◆ **Written task**:
Set down each record exactly as written.

[Dataset items]
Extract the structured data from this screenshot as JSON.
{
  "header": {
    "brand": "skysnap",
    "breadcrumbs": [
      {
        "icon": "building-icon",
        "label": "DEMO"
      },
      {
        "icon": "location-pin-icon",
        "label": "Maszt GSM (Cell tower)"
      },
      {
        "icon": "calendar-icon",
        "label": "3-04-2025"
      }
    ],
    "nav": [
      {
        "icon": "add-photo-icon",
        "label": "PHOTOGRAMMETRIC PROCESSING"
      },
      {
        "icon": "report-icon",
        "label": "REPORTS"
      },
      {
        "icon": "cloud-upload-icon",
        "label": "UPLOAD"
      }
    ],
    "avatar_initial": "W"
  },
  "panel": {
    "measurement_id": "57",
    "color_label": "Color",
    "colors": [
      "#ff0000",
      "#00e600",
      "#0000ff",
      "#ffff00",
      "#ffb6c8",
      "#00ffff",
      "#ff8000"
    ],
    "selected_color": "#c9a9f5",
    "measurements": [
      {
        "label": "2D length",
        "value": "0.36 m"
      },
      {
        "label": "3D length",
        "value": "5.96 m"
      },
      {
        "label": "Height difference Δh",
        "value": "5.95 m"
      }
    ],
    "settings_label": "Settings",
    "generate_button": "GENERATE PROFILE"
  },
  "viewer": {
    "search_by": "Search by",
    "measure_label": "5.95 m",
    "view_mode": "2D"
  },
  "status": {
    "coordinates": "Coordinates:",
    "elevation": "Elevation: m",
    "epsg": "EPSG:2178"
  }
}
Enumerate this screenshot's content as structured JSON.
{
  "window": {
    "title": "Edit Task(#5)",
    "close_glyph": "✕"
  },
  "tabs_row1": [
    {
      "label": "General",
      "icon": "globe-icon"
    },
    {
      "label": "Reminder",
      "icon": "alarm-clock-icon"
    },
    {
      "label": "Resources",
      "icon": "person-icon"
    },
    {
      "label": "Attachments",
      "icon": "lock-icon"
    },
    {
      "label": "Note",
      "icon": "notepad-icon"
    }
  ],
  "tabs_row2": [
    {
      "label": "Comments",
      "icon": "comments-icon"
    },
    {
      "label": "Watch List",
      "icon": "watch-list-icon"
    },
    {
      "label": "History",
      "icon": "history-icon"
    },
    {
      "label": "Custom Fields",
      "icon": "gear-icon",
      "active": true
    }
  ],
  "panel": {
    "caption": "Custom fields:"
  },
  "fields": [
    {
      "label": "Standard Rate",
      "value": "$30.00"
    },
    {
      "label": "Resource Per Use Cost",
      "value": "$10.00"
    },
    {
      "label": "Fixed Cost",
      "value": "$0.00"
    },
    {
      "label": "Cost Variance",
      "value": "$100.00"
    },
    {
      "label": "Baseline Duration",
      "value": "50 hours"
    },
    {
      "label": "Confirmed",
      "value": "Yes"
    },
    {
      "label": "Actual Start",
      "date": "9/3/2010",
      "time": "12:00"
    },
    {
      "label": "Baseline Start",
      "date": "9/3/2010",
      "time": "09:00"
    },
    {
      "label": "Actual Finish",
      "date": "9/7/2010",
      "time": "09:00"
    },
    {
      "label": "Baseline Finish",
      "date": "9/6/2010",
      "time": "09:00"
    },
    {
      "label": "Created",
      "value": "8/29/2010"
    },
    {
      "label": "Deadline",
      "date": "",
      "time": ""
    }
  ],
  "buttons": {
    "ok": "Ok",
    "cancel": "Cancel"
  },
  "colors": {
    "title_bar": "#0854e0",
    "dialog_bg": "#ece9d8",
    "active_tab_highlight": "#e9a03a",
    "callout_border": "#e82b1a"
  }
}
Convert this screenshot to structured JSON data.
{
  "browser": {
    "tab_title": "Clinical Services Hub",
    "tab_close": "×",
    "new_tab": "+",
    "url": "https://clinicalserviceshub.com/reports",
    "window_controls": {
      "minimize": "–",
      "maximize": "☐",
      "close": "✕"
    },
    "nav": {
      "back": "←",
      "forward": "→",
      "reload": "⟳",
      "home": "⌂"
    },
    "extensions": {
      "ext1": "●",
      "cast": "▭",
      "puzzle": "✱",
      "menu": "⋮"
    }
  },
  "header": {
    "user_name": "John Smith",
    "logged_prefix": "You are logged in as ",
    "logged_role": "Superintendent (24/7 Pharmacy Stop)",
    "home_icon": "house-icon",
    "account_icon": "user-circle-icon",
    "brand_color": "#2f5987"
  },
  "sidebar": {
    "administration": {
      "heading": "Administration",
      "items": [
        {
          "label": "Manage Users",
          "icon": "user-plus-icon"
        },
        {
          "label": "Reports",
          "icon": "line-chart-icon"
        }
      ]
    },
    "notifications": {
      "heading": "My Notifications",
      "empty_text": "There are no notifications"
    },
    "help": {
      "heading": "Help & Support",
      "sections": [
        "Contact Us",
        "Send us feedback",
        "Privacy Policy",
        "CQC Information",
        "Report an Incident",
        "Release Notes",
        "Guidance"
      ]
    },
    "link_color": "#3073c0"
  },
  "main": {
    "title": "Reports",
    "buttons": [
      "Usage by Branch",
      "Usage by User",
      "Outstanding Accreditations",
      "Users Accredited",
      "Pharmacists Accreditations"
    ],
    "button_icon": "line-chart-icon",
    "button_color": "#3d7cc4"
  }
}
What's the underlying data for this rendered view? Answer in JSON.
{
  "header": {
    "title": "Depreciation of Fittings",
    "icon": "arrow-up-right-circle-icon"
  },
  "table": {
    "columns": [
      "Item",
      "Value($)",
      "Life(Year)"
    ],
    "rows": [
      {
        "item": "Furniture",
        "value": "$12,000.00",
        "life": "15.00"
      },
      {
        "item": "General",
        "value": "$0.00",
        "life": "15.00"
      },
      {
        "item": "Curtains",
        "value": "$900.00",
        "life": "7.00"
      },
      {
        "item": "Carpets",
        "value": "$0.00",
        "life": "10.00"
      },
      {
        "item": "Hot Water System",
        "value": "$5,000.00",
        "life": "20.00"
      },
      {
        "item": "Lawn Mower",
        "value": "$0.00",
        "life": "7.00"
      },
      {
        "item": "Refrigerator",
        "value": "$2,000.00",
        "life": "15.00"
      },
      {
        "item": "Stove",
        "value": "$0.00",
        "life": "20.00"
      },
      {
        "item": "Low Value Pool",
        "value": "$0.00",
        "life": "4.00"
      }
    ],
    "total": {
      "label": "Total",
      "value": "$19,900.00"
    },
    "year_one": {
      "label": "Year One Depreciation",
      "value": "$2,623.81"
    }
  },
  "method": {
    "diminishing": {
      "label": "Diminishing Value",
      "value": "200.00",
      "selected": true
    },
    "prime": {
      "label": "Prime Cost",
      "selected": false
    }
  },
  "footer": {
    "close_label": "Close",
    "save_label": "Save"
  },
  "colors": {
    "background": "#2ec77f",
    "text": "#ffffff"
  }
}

◆ **Problem solution**:
Extract the structured data from this screenshot as JSON.
{
  "header": {
    "brand": "skysnap",
    "breadcrumbs": [
      {
        "icon": "building-icon",
        "label": "DEMO"
      },
      {
        "icon": "location-pin-icon",
        "label": "Maszt GSM (Cell tower)"
      },
      {
        "icon": "calendar-icon",
        "label": "3-04-2025"
      }
    ],
    "nav": [
      {
        "icon": "add-photo-icon",
        "label": "PHOTOGRAMMETRIC PROCESSING"
      },
      {
        "icon": "report-icon",
        "label": "REPORTS"
      },
      {
        "icon": "cloud-upload-icon",
        "label": "UPLOAD"
      }
    ],
    "avatar_initial": "W"
  },
  "panel": {
    "measurement_id": "57",
    "color_label": "Color",
    "colors": [
      "#ff0000",
      "#00e600",
      "#0000ff",
      "#ffff00",
      "#ffb6c8",
      "#00ffff",
      "#ff8000"
    ],
    "selected_color": "#c9a9f5",
    "measurements": [
      {
        "label": "2D length",
        "value": "0.36 m"
      },
      {
        "label": "3D length",
        "value": "5.96 m"
      },
      {
        "label": "Height difference Δh",
        "value": "5.95 m"
      }
    ],
    "settings_label": "Settings",
    "generate_button": "GENERATE PROFILE"
  },
  "viewer": {
    "search_by": "Search by",
    "measure_label": "5.95 m",
    "view_mode": "2D"
  },
  "status": {
    "coordinates": "Coordinates:",
    "elevation": "Elevation: m",
    "epsg": "EPSG:2178"
  }
}
Enumerate this screenshot's content as structured JSON.
{
  "window": {
    "title": "Edit Task(#5)",
    "close_glyph": "✕"
  },
  "tabs_row1": [
    {
      "label": "General",
      "icon": "globe-icon"
    },
    {
      "label": "Reminder",
      "icon": "alarm-clock-icon"
    },
    {
      "label": "Resources",
      "icon": "person-icon"
    },
    {
      "label": "Attachments",
      "icon": "lock-icon"
    },
    {
      "label": "Note",
      "icon": "notepad-icon"
    }
  ],
  "tabs_row2": [
    {
      "label": "Comments",
      "icon": "comments-icon"
    },
    {
      "label": "Watch List",
      "icon": "watch-list-icon"
    },
    {
      "label": "History",
      "icon": "history-icon"
    },
    {
      "label": "Custom Fields",
      "icon": "gear-icon",
      "active": true
    }
  ],
  "panel": {
    "caption": "Custom fields:"
  },
  "fields": [
    {
      "label": "Standard Rate",
      "value": "$30.00"
    },
    {
      "label": "Resource Per Use Cost",
      "value": "$10.00"
    },
    {
      "label": "Fixed Cost",
      "value": "$0.00"
    },
    {
      "label": "Cost Variance",
      "value": "$100.00"
    },
    {
      "label": "Baseline Duration",
      "value": "50 hours"
    },
    {
      "label": "Confirmed",
      "value": "Yes"
    },
    {
      "label": "Actual Start",
      "date": "9/3/2010",
      "time": "12:00"
    },
    {
      "label": "Baseline Start",
      "date": "9/3/2010",
      "time": "09:00"
    },
    {
      "label": "Actual Finish",
      "date": "9/7/2010",
      "time": "09:00"
    },
    {
      "label": "Baseline Finish",
      "date": "9/6/2010",
      "time": "09:00"
    },
    {
      "label": "Created",
      "value": "8/29/2010"
    },
    {
      "label": "Deadline",
      "date": "",
      "time": ""
    }
  ],
  "buttons": {
    "ok": "Ok",
    "cancel": "Cancel"
  },
  "colors": {
    "title_bar": "#0854e0",
    "dialog_bg": "#ece9d8",
    "active_tab_highlight": "#e9a03a",
    "callout_border": "#e82b1a"
  }
}
Convert this screenshot to structured JSON data.
{
  "browser": {
    "tab_title": "Clinical Services Hub",
    "tab_close": "×",
    "new_tab": "+",
    "url": "https://clinicalserviceshub.com/reports",
    "window_controls": {
      "minimize": "–",
      "maximize": "☐",
      "close": "✕"
    },
    "nav": {
      "back": "←",
      "forward": "→",
      "reload": "⟳",
      "home": "⌂"
    },
    "extensions": {
      "ext1": "●",
      "cast": "▭",
      "puzzle": "✱",
      "menu": "⋮"
    }
  },
  "header": {
    "user_name": "John Smith",
    "logged_prefix": "You are logged in as ",
    "logged_role": "Superintendent (24/7 Pharmacy Stop)",
    "home_icon": "house-icon",
    "account_icon": "user-circle-icon",
    "brand_color": "#2f5987"
  },
  "sidebar": {
    "administration": {
      "heading": "Administration",
      "items": [
        {
          "label": "Manage Users",
          "icon": "user-plus-icon"
        },
        {
          "label": "Reports",
          "icon": "line-chart-icon"
        }
      ]
    },
    "notifications": {
      "heading": "My Notifications",
      "empty_text": "There are no notifications"
    },
    "help": {
      "heading": "Help & Support",
      "sections": [
        "Contact Us",
        "Send us feedback",
        "Privacy Policy",
        "CQC Information",
        "Report an Incident",
        "Release Notes",
        "Guidance"
      ]
    },
    "link_color": "#3073c0"
  },
  "main": {
    "title": "Reports",
    "buttons": [
      "Usage by Branch",
      "Usage by User",
      "Outstanding Accreditations",
      "Users Accredited",
      "Pharmacists Accreditations"
    ],
    "button_icon": "line-chart-icon",
    "button_color": "#3d7cc4"
  }
}
What's the underlying data for this rendered view? Answer in JSON.
{
  "header": {
    "title": "Depreciation of Fittings",
    "icon": "arrow-up-right-circle-icon"
  },
  "table": {
    "columns": [
      "Item",
      "Value($)",
      "Life(Year)"
    ],
    "rows": [
      {
        "item": "Furniture",
        "value": "$12,000.00",
        "life": "15.00"
      },
      {
        "item": "General",
        "value": "$0.00",
        "life": "15.00"
      },
      {
        "item": "Curtains",
        "value": "$900.00",
        "life": "7.00"
      },
      {
        "item": "Carpets",
        "value": "$0.00",
        "life": "10.00"
      },
      {
        "item": "Hot Water System",
        "value": "$5,000.00",
        "life": "20.00"
      },
      {
        "item": "Lawn Mower",
        "value": "$0.00",
        "life": "7.00"
      },
      {
        "item": "Refrigerator",
        "value": "$2,000.00",
        "life": "15.00"
      },
      {
        "item": "Stove",
        "value": "$0.00",
        "life": "20.00"
      },
      {
        "item": "Low Value Pool",
        "value": "$0.00",
        "life": "4.00"
      }
    ],
    "total": {
      "label": "Total",
      "value": "$19,900.00"
    },
    "year_one": {
      "label": "Year One Depreciation",
      "value": "$2,623.81"
    }
  },
  "method": {
    "diminishing": {
      "label": "Diminishing Value",
      "value": "200.00",
      "selected": true
    },
    "prime": {
      "label": "Prime Cost",
      "selected": false
    }
  },
  "footer": {
    "close_label": "Close",
    "save_label": "Save"
  },
  "colors": {
    "background": "#2ec77f",
    "text": "#ffffff"
  }
}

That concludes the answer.